§ Goal
Go through the records line by line and work out how many lines hold the word "this". Answer with the number only.

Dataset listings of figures
····················

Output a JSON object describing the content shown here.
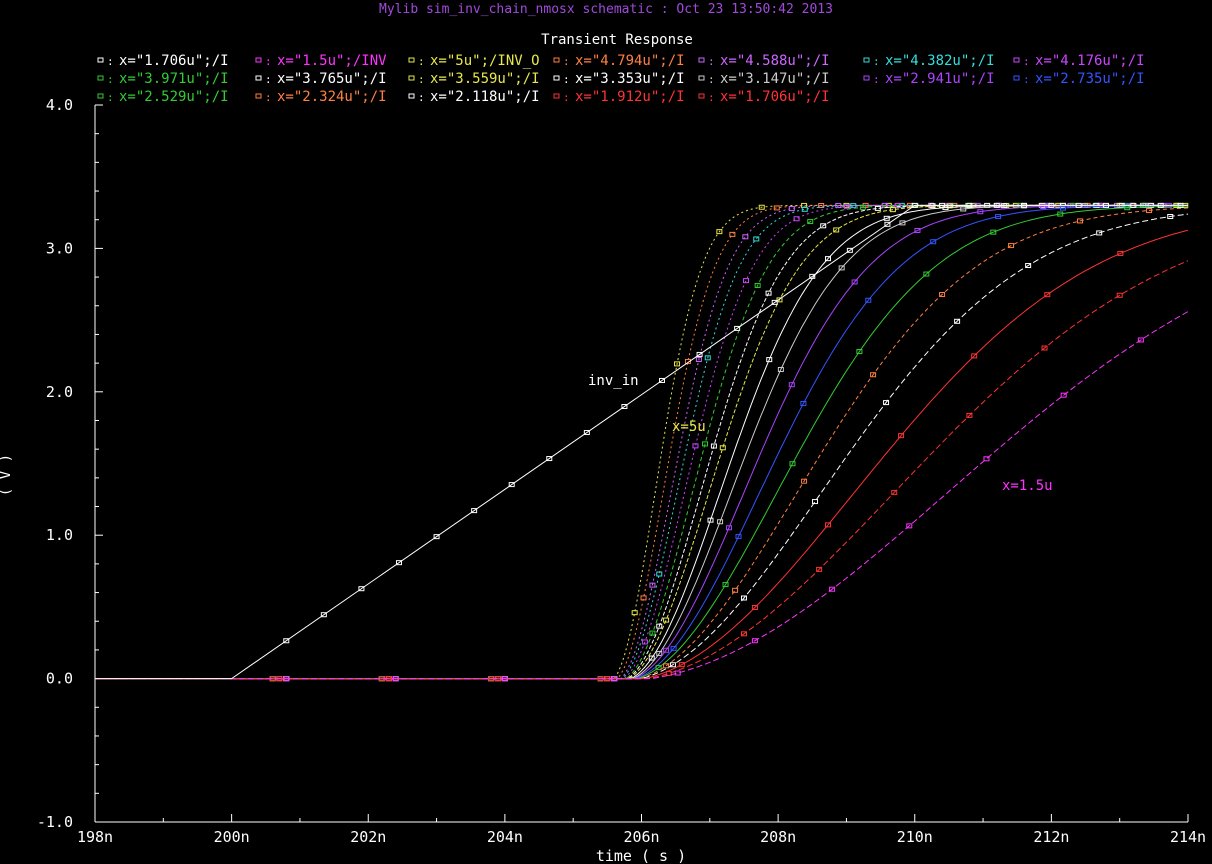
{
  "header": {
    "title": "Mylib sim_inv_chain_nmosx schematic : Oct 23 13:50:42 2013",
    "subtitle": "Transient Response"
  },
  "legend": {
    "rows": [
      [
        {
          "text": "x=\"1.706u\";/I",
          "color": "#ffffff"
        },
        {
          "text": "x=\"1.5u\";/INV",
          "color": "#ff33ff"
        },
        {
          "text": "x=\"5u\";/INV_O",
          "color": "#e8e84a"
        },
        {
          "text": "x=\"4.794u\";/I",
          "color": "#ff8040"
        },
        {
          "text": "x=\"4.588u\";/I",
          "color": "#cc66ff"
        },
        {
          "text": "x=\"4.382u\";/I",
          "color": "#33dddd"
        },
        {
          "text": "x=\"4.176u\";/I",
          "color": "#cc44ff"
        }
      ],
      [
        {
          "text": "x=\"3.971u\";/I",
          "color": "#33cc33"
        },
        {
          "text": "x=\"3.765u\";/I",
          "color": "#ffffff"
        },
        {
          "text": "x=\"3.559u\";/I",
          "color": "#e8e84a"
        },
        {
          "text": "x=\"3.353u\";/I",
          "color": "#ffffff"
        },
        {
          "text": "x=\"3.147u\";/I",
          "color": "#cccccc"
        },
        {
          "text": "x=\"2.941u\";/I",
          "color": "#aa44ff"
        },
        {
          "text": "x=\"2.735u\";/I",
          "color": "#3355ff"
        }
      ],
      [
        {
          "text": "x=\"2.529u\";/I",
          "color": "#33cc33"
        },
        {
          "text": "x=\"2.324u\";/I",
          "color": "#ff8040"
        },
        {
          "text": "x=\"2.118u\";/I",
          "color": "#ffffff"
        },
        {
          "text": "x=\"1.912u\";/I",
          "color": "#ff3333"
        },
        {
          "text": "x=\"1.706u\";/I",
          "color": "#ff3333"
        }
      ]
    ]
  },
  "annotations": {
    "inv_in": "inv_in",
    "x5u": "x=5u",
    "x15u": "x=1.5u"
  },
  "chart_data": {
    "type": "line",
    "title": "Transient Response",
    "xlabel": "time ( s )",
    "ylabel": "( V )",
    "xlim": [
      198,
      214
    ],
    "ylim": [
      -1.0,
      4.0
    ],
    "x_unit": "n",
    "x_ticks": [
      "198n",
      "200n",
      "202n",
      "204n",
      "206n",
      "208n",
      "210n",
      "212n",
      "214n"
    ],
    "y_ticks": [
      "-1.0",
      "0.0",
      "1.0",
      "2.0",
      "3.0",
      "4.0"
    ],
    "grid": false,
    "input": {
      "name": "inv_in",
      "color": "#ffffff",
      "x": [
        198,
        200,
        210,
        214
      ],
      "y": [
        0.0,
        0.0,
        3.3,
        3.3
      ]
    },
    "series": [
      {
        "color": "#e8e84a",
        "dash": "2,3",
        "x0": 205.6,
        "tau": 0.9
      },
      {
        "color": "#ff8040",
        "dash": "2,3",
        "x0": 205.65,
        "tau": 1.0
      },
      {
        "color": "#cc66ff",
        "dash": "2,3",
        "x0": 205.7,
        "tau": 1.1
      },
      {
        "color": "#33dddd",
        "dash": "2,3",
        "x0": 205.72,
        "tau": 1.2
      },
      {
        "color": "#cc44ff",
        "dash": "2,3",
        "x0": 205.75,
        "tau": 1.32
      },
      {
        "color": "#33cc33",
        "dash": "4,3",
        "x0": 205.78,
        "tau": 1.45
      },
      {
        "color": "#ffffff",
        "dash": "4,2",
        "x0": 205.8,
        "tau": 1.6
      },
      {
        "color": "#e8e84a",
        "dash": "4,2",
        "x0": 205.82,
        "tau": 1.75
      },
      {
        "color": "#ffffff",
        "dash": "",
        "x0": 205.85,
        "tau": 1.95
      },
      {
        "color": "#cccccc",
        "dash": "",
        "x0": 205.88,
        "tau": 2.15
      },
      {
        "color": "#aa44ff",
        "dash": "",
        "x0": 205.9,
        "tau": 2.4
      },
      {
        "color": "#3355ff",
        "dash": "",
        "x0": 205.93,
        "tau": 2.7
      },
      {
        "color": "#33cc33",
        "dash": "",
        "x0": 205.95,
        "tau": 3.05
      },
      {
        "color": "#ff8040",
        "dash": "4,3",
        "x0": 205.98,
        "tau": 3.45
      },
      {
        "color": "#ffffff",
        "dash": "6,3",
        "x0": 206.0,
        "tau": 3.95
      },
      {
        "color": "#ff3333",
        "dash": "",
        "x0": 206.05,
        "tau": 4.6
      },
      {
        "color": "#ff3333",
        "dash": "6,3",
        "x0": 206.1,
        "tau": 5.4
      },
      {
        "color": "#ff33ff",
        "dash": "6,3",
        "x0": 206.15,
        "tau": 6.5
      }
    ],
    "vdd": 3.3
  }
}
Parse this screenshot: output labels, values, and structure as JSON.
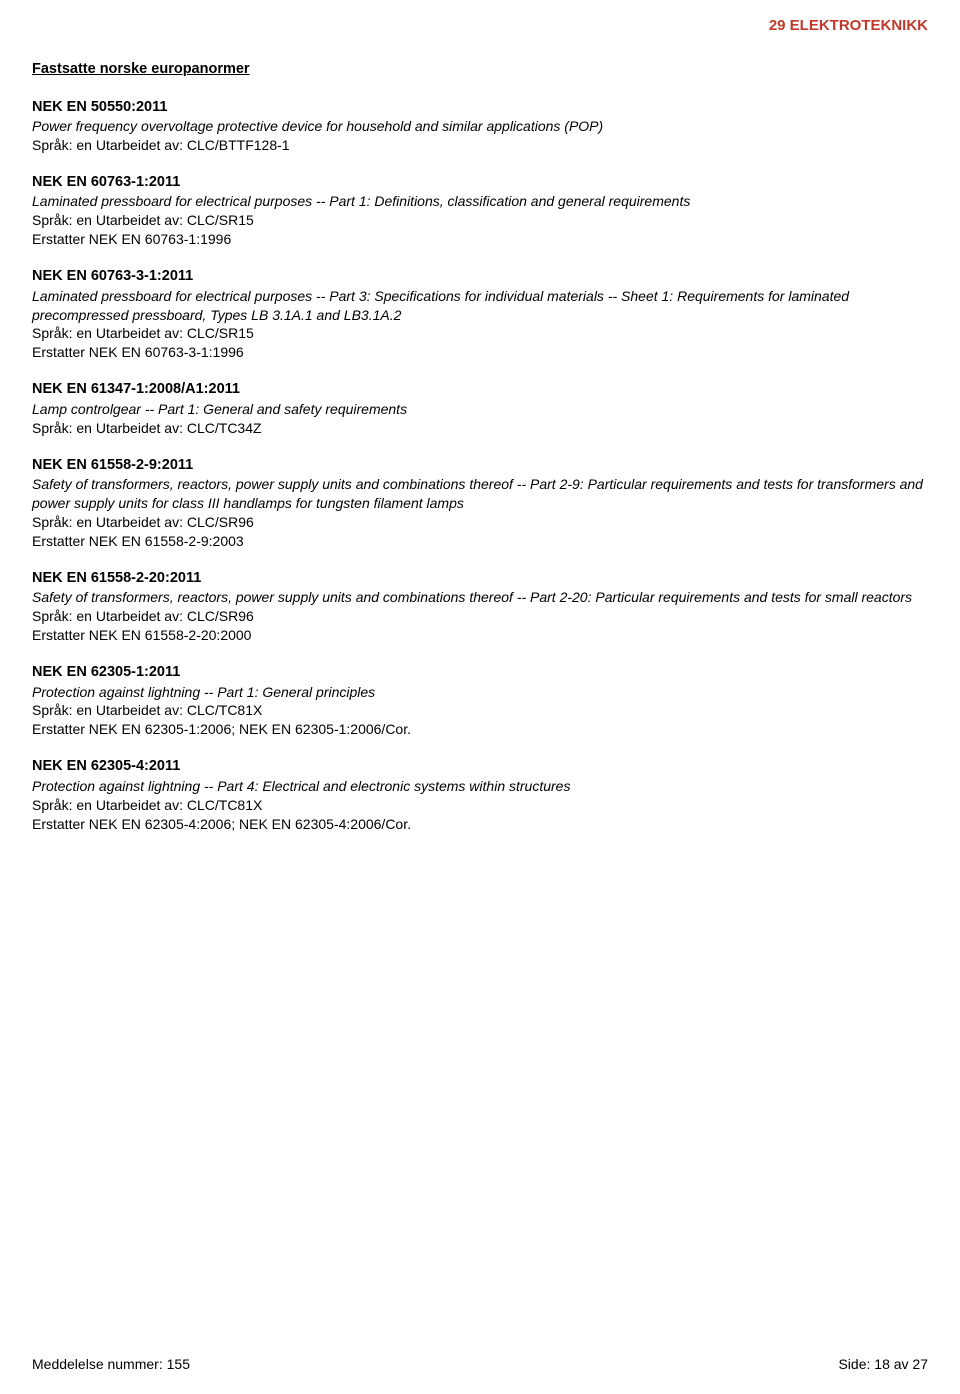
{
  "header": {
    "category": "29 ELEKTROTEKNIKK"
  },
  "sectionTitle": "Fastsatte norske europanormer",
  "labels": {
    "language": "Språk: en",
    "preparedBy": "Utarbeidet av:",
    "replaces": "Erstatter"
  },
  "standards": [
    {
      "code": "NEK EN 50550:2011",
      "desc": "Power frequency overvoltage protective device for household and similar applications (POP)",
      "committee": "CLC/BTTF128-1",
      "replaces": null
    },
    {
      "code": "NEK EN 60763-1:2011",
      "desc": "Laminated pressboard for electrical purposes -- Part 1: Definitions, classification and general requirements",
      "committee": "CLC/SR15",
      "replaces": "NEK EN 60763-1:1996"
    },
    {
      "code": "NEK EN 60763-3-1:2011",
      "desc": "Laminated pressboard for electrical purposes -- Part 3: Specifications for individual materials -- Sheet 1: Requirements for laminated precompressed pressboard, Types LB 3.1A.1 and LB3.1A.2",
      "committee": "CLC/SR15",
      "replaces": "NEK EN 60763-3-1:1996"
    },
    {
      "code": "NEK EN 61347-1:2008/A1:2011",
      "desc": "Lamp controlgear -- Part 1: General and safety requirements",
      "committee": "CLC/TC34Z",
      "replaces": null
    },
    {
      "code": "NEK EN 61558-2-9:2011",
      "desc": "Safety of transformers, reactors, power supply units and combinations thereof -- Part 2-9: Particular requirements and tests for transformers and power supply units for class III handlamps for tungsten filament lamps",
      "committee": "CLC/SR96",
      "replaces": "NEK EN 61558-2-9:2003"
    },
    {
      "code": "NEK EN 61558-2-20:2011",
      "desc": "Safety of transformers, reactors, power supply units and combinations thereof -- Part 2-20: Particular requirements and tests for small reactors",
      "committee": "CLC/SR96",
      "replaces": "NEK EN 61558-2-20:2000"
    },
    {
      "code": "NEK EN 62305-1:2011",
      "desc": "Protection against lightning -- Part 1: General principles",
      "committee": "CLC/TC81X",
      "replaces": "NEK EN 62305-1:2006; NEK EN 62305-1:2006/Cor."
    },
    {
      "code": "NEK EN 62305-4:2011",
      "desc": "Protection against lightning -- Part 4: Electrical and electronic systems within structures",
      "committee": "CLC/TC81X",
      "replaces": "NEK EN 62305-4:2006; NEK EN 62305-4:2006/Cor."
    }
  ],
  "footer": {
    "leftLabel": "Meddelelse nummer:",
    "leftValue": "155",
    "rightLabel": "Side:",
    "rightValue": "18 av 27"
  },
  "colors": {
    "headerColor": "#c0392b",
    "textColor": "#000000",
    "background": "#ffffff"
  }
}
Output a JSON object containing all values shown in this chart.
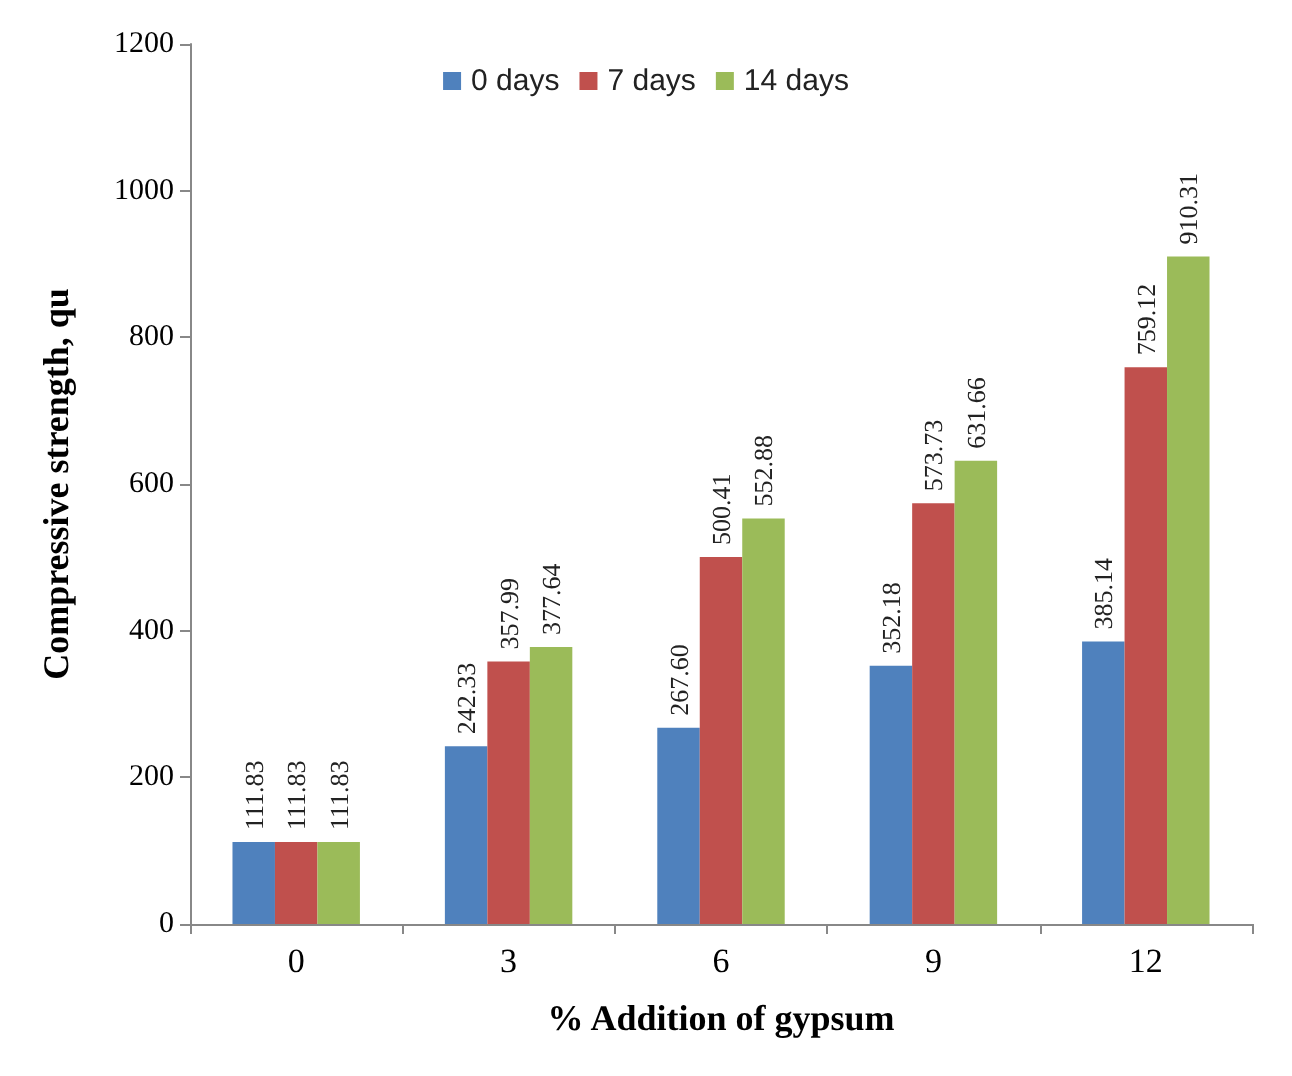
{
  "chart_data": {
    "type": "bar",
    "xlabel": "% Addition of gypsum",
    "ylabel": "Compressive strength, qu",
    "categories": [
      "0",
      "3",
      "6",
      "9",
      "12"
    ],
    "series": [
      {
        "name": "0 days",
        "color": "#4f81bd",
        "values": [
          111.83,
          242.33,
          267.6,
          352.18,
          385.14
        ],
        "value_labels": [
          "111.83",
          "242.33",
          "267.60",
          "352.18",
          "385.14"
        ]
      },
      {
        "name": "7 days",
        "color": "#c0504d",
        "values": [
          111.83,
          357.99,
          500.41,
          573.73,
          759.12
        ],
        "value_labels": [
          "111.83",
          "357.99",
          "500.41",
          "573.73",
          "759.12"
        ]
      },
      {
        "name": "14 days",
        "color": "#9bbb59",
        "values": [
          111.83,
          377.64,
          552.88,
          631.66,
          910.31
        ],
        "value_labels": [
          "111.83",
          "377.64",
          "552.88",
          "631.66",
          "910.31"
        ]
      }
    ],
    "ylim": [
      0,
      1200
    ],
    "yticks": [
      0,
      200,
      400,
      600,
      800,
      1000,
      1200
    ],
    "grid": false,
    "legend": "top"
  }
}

····················

§ Completed task
2